## REQUIRED WORK
Switch "screenshot" to "image" in the stretch of lines from the start through the line containing "- bar-acp-1000-ph-7-2: [1881, 1065, 1971, 1279]", leaving everything else unchanged. Give back only those lines.

## DATASET ROWS
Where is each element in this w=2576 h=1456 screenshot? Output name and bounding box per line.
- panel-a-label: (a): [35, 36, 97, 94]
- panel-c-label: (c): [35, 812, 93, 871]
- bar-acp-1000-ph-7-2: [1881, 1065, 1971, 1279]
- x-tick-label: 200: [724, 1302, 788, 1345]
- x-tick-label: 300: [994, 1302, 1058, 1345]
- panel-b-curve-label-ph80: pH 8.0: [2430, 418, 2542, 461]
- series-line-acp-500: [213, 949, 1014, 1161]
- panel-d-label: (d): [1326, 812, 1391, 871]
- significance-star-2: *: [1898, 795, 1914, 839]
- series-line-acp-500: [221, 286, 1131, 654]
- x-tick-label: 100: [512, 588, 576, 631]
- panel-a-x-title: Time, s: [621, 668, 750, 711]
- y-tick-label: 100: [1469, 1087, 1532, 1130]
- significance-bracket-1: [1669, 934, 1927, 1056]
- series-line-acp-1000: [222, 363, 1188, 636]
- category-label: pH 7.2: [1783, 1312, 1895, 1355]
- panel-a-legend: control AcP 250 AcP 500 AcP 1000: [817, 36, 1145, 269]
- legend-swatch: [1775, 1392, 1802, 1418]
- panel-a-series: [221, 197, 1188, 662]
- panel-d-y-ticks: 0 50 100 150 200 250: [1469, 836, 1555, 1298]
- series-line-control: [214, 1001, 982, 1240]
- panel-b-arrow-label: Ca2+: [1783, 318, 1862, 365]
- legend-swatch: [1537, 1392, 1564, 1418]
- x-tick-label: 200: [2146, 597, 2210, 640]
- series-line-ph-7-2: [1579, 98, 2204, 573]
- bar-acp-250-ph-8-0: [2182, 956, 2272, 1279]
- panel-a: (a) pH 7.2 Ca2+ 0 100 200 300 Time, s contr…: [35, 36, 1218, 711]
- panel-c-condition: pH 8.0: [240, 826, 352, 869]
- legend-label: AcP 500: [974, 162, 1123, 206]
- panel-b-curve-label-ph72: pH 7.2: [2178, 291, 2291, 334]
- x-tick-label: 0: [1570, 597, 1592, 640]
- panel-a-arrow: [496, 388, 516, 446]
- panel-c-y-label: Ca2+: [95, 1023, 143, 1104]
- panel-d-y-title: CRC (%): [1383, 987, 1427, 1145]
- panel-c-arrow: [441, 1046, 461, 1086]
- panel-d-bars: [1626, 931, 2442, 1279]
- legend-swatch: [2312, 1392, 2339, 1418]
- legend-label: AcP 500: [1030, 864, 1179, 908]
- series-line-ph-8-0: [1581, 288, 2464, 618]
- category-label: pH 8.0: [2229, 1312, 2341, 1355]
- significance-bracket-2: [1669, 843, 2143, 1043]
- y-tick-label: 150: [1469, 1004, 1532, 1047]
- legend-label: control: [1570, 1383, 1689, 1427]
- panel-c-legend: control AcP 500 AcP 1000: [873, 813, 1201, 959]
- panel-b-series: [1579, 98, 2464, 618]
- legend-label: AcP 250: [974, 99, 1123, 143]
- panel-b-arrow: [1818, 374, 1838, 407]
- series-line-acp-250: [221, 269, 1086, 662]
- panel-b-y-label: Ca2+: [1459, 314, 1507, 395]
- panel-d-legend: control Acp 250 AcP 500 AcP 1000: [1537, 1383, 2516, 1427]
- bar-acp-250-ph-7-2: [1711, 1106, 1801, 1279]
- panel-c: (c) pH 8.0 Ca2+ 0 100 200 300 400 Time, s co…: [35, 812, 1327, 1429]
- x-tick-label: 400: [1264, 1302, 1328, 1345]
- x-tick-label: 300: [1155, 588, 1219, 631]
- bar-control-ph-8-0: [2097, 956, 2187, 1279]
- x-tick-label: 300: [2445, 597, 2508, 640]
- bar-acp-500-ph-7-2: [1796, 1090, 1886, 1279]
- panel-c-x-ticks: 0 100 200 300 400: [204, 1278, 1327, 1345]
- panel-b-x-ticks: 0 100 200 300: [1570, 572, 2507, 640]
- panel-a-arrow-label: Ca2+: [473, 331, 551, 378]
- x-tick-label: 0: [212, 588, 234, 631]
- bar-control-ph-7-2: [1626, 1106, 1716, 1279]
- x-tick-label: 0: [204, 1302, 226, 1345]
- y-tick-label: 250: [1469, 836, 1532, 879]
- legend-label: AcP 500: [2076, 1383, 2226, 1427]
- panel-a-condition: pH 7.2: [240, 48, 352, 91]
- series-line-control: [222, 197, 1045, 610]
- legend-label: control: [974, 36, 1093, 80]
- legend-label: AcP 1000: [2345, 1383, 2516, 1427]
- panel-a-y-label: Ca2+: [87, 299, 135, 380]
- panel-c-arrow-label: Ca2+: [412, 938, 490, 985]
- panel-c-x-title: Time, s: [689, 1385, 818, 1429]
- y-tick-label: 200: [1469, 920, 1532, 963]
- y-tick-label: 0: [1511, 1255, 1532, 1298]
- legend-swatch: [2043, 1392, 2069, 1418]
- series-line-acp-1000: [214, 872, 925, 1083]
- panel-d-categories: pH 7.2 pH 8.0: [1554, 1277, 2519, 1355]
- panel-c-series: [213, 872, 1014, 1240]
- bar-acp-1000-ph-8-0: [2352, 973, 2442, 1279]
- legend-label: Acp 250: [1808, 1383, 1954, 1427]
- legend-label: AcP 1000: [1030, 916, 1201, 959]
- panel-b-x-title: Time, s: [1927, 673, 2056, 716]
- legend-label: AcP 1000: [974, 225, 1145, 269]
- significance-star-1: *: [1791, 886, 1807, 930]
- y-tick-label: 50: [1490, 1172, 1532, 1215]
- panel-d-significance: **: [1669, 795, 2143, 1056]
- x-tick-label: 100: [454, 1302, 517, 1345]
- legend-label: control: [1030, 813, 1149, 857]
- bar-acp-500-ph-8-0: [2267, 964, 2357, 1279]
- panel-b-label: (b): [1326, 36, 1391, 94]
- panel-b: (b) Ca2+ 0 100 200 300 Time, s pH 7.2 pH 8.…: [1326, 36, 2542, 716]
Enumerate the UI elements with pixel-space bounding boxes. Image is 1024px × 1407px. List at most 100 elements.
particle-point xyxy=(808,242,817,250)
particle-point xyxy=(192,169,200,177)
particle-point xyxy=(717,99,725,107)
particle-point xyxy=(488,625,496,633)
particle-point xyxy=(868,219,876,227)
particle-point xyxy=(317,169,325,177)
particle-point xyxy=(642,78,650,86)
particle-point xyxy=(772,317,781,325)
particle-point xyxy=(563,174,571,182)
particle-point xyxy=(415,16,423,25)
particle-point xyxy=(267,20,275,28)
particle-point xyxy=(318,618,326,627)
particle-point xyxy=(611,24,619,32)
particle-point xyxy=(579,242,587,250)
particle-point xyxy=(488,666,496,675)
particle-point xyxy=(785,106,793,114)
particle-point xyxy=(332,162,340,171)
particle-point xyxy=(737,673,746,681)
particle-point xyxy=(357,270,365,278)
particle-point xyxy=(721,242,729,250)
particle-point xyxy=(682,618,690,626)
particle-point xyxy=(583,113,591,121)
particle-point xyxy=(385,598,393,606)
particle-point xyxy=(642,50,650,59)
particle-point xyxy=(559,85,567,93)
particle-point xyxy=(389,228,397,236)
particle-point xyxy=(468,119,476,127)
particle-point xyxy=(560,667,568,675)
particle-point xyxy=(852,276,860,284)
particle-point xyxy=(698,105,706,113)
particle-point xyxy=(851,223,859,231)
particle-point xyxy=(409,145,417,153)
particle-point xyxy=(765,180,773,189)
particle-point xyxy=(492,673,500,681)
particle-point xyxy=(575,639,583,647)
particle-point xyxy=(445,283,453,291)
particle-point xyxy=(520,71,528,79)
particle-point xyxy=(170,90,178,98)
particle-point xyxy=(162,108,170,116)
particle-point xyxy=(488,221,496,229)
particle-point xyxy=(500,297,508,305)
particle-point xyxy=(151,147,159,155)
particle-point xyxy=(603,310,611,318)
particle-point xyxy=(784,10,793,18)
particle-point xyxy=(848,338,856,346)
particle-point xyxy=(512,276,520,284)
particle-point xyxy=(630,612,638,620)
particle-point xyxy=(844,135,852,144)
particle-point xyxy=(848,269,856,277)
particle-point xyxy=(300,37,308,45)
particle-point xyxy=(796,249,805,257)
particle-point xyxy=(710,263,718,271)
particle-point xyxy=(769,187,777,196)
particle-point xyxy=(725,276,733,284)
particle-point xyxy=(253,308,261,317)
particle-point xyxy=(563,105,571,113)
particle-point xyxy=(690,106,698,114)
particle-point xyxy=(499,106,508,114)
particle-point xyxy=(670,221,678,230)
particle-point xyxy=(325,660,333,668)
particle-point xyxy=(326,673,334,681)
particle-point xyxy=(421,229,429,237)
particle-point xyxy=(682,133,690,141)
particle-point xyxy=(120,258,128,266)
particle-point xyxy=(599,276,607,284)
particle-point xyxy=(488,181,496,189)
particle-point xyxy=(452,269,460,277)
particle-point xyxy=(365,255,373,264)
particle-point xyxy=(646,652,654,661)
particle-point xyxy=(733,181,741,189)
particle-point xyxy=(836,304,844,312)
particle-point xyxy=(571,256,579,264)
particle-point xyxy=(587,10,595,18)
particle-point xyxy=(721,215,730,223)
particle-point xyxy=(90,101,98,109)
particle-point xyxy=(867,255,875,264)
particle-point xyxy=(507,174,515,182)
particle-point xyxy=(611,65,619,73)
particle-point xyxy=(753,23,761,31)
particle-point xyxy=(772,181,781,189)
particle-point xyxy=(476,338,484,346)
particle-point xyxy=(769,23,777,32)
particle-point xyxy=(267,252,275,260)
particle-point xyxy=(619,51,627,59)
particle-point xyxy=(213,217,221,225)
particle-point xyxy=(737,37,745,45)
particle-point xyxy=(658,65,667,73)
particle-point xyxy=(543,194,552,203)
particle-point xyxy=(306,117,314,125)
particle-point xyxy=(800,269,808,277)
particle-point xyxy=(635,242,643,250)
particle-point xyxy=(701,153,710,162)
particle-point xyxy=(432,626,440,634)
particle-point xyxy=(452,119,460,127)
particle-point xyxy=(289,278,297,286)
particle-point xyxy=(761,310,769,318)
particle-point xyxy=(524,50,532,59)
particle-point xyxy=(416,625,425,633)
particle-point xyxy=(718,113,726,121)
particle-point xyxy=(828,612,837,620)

## ANSWER
Where is each element in this w=2576 h=1456 image? Output name and bounding box per line.
- panel-a-label: (a): [35, 36, 97, 94]
- panel-c-label: (c): [35, 812, 93, 871]
- bar-acp-1000-ph-7-2: [1881, 1065, 1971, 1279]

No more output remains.